[[ SOURCE TEXT, beginning ]]

BOSTON – Paper or plastic?
Both states’ legislatures have been moving closer to banning plastic bags in an effort to cut down plastic pollution. Eight states – California, Connecticut, Delaware, Hawaii, Maine, New York, Oregon and Vermont — already have approved bans on single-use plastic bags, according to the National Conference of State Legislatures.
The Massachusetts bill would make stores charge 10 cents per paper bag – while legislators in New Jersey have been considering banning paper to boot.
“It’s kind of like water torture. It’s like this drip, drip, drip of taxes,” said John Sullivan, the owner of Dana Wallboard, a hardware and contractor supply store in the town of Tyngsborough in northern Massachusetts.
Sullivan said that while he agreed plastic pollution has been an issue, he dreaded slapping his customers with another fee. The store, which has been in business for 44 years, is less than two miles from the New Hampshire border. Sullivan said he feared that eventually, his customers will start driving a few minutes more to the north into the next state to save themselves the hassle.
“Our competitors don’t have to figure out how they’ll have to pay for these taxes,” Sullivan said of his New Hampshire counterparts, which also don’t have a sales tax. “They don’t have to pass it on to the consumer. We typically do.”
Of the 10-cent fee, five cents would go to the city or town for enforcement of the ban and other municipal recycling efforts. The other half would go to the retailer to cover the cost of paper bags. Under the New Jersey proposal, municipal health inspectors would enforce the bans and if a store was caught using paper bags twice, it would be hit with a fine of up to $1,000.
Environmentalists have argued the plastic problem deserved a swift response.
“The mass of plastic in the ocean worldwide in the ocean by 2050 will exceed the mass of fish,” said Jardayna Werlin, the chairwoman of the Massachusetts chapter of Surfrider Foundation, an ocean environmental protection group, citing a 2017 study by the United Nations. “That’s a really scary thing as a parent and as an ocean lover.”

[[ SOURCE TEXT, end ]]

■ TASK REQUIREMENTS
1) In the article on plastic bag bans, how many years has Dana Wallboard been in business?
2) Write the next part of the article on plastic bag bans, picking up right after its last sentence.
You can ignore the lines that come after the article on plastic bag bans.

[[ DATASET, beginning ]]

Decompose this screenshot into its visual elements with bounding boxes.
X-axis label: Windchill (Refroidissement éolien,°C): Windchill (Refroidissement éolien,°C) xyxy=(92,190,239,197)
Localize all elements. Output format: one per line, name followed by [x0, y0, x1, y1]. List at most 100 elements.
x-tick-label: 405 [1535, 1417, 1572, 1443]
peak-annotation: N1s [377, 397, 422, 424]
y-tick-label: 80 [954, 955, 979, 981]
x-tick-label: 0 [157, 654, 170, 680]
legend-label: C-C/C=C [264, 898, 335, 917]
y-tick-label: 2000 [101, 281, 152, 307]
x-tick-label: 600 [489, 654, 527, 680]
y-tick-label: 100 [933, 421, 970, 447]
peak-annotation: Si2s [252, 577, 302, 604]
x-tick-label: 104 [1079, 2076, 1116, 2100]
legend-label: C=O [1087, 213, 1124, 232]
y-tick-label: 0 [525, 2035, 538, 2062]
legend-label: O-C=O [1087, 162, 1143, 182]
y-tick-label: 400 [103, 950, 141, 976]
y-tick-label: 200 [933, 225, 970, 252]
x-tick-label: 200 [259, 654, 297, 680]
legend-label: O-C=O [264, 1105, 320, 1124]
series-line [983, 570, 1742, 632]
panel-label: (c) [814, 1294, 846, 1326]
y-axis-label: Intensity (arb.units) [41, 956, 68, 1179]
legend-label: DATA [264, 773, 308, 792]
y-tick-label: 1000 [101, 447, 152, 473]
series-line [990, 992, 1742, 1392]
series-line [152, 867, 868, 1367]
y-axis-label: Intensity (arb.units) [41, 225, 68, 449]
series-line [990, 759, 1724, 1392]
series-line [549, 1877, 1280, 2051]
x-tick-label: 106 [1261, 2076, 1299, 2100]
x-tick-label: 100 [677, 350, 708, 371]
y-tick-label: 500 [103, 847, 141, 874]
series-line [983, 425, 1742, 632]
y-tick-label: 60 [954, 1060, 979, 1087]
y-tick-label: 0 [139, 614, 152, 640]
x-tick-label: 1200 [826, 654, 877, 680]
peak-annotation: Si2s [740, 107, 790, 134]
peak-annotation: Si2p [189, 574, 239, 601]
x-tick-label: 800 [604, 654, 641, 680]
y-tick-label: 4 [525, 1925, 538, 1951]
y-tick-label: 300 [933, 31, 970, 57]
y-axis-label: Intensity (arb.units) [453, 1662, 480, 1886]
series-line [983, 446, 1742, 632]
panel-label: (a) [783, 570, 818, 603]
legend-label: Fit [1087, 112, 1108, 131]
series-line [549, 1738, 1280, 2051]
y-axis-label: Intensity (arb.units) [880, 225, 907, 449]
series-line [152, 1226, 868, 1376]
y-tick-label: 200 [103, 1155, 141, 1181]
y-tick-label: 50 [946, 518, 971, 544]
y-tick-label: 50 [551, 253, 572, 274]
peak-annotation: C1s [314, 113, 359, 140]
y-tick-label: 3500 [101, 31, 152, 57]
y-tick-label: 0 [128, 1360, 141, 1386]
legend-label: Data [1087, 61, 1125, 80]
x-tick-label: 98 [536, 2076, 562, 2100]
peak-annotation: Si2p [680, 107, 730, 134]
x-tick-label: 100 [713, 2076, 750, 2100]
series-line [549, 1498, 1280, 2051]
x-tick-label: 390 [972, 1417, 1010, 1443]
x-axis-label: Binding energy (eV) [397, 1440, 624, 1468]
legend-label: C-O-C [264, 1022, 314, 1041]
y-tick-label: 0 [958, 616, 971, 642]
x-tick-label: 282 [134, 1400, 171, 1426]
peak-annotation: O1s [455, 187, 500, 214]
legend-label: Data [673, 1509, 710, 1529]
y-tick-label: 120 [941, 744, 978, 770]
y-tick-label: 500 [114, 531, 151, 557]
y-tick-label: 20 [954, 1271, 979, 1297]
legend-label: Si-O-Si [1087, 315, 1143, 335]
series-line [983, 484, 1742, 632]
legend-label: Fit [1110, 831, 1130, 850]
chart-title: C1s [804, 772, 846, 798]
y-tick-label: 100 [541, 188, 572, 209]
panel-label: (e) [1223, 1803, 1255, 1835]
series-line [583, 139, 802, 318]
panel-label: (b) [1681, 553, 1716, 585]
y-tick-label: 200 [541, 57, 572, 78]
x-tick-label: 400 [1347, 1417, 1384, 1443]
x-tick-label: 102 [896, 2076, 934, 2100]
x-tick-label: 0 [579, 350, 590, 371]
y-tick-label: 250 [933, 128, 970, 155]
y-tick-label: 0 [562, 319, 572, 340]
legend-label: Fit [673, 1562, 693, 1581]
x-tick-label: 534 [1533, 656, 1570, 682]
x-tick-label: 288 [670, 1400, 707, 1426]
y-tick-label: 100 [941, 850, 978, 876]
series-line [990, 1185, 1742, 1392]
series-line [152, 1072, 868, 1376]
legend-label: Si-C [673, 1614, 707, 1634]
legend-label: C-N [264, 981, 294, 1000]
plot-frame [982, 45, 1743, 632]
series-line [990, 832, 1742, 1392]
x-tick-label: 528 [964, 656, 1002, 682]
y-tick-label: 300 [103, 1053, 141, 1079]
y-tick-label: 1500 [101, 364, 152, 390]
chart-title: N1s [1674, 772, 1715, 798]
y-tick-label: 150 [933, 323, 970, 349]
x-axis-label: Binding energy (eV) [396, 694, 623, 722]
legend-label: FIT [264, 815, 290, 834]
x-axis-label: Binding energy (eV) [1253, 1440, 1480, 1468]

[[ DATASET, end ]]

■ RESPONSES TO THE EXERCISE
1) 44 years.

2)
Werlin denied the plastic bag ban would have any serious impact on small businesses, pointing to the city of Boston and more than 100 other communities in Massachusetts that already had a similar rule in effect.
“Plastic bags as a free thing at point-of-sale are not really free,” Werlin said. “They get wrapped into the cost to the consumer anyway. […] Having that fee in place is crucial and allows the business owners to recoup if they do have increased costs for having to provide paper bags,” she said.
Sullivan had a completely different idea – he said a bag deposit would make more sense.
“It’s an incentive to pick these things up,” Sullivan said. “If you want, you can go scoop up cans and bottles and bring them back to the store and get your money back. Well, why not do that with plastic bags?”
In California, which has had a plastic bag ban on the books since 2016, many stores still have used plastic bags due to a loophole, the San Francisco Chronicle reported. While the bags were thicker and meant to be reusable, they often have been thrown away after a single transaction, according to the report.
The Associated Press contributed to this report.